▶ PROBLEM DETAILS
Give all of the following records as a two-column CSV with the headers description and locations, one row per record holding its text and its answer. Enclose each value in double quotes as a single field, and replace line breaks with spaces.

╭─ RECORDS SHOWN

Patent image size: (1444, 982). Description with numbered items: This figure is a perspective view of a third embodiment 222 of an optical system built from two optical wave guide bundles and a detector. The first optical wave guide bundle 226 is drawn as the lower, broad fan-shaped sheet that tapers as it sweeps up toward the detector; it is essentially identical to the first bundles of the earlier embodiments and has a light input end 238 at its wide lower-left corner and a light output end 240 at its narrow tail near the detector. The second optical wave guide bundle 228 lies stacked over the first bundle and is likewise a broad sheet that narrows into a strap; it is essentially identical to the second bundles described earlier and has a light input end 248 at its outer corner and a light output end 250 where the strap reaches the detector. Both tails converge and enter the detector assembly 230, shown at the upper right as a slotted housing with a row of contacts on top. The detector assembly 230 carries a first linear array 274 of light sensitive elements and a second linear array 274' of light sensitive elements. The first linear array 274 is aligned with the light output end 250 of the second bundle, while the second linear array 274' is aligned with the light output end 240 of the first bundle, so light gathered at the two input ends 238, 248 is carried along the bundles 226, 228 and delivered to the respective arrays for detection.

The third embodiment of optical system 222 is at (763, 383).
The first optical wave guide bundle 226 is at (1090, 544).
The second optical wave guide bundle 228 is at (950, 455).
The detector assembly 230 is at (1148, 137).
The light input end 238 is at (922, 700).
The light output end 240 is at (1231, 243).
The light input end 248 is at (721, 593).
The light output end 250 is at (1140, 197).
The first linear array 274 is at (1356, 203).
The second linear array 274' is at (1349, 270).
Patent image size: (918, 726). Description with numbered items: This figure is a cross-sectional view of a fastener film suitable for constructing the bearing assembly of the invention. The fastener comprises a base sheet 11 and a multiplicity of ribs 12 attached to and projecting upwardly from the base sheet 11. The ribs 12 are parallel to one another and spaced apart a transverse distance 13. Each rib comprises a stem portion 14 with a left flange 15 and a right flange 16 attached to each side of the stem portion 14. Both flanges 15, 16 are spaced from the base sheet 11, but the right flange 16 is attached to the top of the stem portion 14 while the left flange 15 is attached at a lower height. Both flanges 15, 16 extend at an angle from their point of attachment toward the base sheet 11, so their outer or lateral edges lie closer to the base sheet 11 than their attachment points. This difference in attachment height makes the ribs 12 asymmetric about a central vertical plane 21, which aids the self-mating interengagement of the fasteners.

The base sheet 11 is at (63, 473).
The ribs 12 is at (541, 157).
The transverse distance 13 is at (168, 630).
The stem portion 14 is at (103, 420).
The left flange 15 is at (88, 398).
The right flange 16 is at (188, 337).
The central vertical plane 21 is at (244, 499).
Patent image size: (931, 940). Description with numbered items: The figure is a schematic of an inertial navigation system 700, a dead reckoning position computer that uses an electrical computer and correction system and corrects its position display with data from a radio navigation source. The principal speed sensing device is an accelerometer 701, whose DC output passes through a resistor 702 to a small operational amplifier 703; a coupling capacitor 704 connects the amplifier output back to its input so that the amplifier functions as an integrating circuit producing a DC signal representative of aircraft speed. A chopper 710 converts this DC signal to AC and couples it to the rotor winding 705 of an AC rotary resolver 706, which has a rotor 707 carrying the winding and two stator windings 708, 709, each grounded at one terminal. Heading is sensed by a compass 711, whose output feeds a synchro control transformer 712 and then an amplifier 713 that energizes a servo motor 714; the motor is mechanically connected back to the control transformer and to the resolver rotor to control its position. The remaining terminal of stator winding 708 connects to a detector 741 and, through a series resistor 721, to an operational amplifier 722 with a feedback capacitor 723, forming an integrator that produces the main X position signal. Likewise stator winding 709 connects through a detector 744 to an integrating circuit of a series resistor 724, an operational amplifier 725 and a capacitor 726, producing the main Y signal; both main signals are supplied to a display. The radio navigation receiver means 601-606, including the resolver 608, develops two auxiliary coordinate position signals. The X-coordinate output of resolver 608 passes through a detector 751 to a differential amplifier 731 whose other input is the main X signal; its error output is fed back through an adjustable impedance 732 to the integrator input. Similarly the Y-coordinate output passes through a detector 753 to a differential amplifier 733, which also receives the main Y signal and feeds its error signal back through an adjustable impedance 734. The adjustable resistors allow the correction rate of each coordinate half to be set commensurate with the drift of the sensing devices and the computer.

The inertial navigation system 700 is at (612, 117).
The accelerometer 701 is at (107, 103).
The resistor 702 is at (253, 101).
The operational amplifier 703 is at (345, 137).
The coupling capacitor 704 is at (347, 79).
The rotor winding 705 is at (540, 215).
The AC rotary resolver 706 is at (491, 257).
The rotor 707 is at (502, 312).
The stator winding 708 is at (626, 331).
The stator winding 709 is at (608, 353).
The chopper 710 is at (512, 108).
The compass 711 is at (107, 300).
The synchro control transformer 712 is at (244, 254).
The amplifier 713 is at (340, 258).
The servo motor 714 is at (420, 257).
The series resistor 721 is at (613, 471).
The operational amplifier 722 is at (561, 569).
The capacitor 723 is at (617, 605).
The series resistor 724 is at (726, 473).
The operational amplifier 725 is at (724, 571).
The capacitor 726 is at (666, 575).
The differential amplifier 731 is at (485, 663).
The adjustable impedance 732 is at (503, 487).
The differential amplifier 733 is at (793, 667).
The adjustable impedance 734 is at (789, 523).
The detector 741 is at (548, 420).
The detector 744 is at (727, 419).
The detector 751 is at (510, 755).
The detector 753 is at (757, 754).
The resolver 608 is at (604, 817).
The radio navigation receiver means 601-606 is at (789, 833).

╰─

▶ WRITTEN ANSWER
description,locations
"Patent image size: (1444, 982). Description with numbered items: This figure is a perspective view of a third embodiment 222 of an optical system built from two optical wave guide bundles and a detector. The first optical wave guide bundle 226 is drawn as the lower, broad fan-shaped sheet that tapers as it sweeps up toward the detector; it is essentially identical to the first bundles of the earlier embodiments and has a light input end 238 at its wide lower-left corner and a light output end 240 at its narrow tail near the detector. The second optical wave guide bundle 228 lies stacked over the first bundle and is likewise a broad sheet that narrows into a strap; it is essentially identical to the second bundles described earlier and has a light input end 248 at its outer corner and a light output end 250 where the strap reaches the detector. Both tails converge and enter the detector assembly 230, shown at the upper right as a slotted housing with a row of contacts on top. The detector assembly 230 carries a first linear array 274 of light sensitive elements and a second linear array 274' of light sensitive elements. The first linear array 274 is aligned with the light output end 250 of the second bundle, while the second linear array 274' is aligned with the light output end 240 of the first bundle, so light gathered at the two input ends 238, 248 is carried along the bundles 226, 228 and delivered to the respective arrays for detection.","The third embodiment of optical system 222 is at (763, 383). The first optical wave guide bundle 226 is at (1090, 544). The second optical wave guide bundle 228 is at (950, 455). The detector assembly 230 is at (1148, 137). The light input end 238 is at (922, 700). The light output end 240 is at (1231, 243). The light input end 248 is at (721, 593). The light output end 250 is at (1140, 197). The first linear array 274 is at (1356, 203). The second linear array 274' is at (1349, 270)."
"Patent image size: (918, 726). Description with numbered items: This figure is a cross-sectional view of a fastener film suitable for constructing the bearing assembly of the invention. The fastener comprises a base sheet 11 and a multiplicity of ribs 12 attached to and projecting upwardly from the base sheet 11. The ribs 12 are parallel to one another and spaced apart a transverse distance 13. Each rib comprises a stem portion 14 with a left flange 15 and a right flange 16 attached to each side of the stem portion 14. Both flanges 15, 16 are spaced from the base sheet 11, but the right flange 16 is attached to the top of the stem portion 14 while the left flange 15 is attached at a lower height. Both flanges 15, 16 extend at an angle from their point of attachment toward the base sheet 11, so their outer or lateral edges lie closer to the base sheet 11 than their attachment points. This difference in attachment height makes the ribs 12 asymmetric about a central vertical plane 21, which aids the self-mating interengagement of the fasteners.","The base sheet 11 is at (63, 473). The ribs 12 is at (541, 157). The transverse distance 13 is at (168, 630). The stem portion 14 is at (103, 420). The left flange 15 is at (88, 398). The right flange 16 is at (188, 337). The central vertical plane 21 is at (244, 499)."
"Patent image size: (931, 940). Description with numbered items: The figure is a schematic of an inertial navigation system 700, a dead reckoning position computer that uses an electrical computer and correction system and corrects its position display with data from a radio navigation source. The principal speed sensing device is an accelerometer 701, whose DC output passes through a resistor 702 to a small operational amplifier 703; a coupling capacitor 704 connects the amplifier output back to its input so that the amplifier functions as an integrating circuit producing a DC signal representative of aircraft speed. A chopper 710 converts this DC signal to AC and couples it to the rotor winding 705 of an AC rotary resolver 706, which has a rotor 707 carrying the winding and two stator windings 708, 709, each grounded at one terminal. Heading is sensed by a compass 711, whose output feeds a synchro control transformer 712 and then an amplifier 713 that energizes a servo motor 714; the motor is mechanically connected back to the control transformer and to the resolver rotor to control its position. The remaining terminal of stator winding 708 connects to a detector 741 and, through a series resistor 721, to an operational amplifier 722 with a feedback capacitor 723, forming an integrator that produces the main X position signal. Likewise stator winding 709 connects through a detector 744 to an integrating circuit of a series resistor 724, an operational amplifier 725 and a capacitor 726, producing the main Y signal; both main signals are supplied to a display. The radio navigation receiver means 601-606, including the resolver 608, develops two auxiliary coordinate position signals. The X-coordinate output of resolver 608 passes through a detector 751 to a differential amplifier 731 whose other input is the main X signal; its error output is fed back through an adjustable impedance 732 to the integrator input. Similarly the Y-coordinate output passes through a detector 753 to a differential amplifier 733, which also receives the main Y signal and feeds its error signal back through an adjustable impedance 734. The adjustable resistors allow the correction rate of each coordinate half to be set commensurate with the drift of the sensing devices and the computer.","The inertial navigation system 700 is at (612, 117). The accelerometer 701 is at (107, 103). The resistor 702 is at (253, 101). The operational amplifier 703 is at (345, 137). The coupling capacitor 704 is at (347, 79). The rotor winding 705 is at (540, 215). The AC rotary resolver 706 is at (491, 257). The rotor 707 is at (502, 312). The stator winding 708 is at (626, 331). The stator winding 709 is at (608, 353). The chopper 710 is at (512, 108). The compass 711 is at (107, 300). The synchro control transformer 712 is at (244, 254). The amplifier 713 is at (340, 258). The servo motor 714 is at (420, 257). The series resistor 721 is at (613, 471). The operational amplifier 722 is at (561, 569). The capacitor 723 is at (617, 605). The series resistor 724 is at (726, 473). The operational amplifier 725 is at (724, 571). The capacitor 726 is at (666, 575). The differential amplifier 731 is at (485, 663). The adjustable impedance 732 is at (503, 487). The differential amplifier 733 is at (793, 667). The adjustable impedance 734 is at (789, 523). The detector 741 is at (548, 420). The detector 744 is at (727, 419). The detector 751 is at (510, 755). The detector 753 is at (757, 754). The resolver 608 is at (604, 817). The radio navigation receiver means 601-606 is at (789, 833)."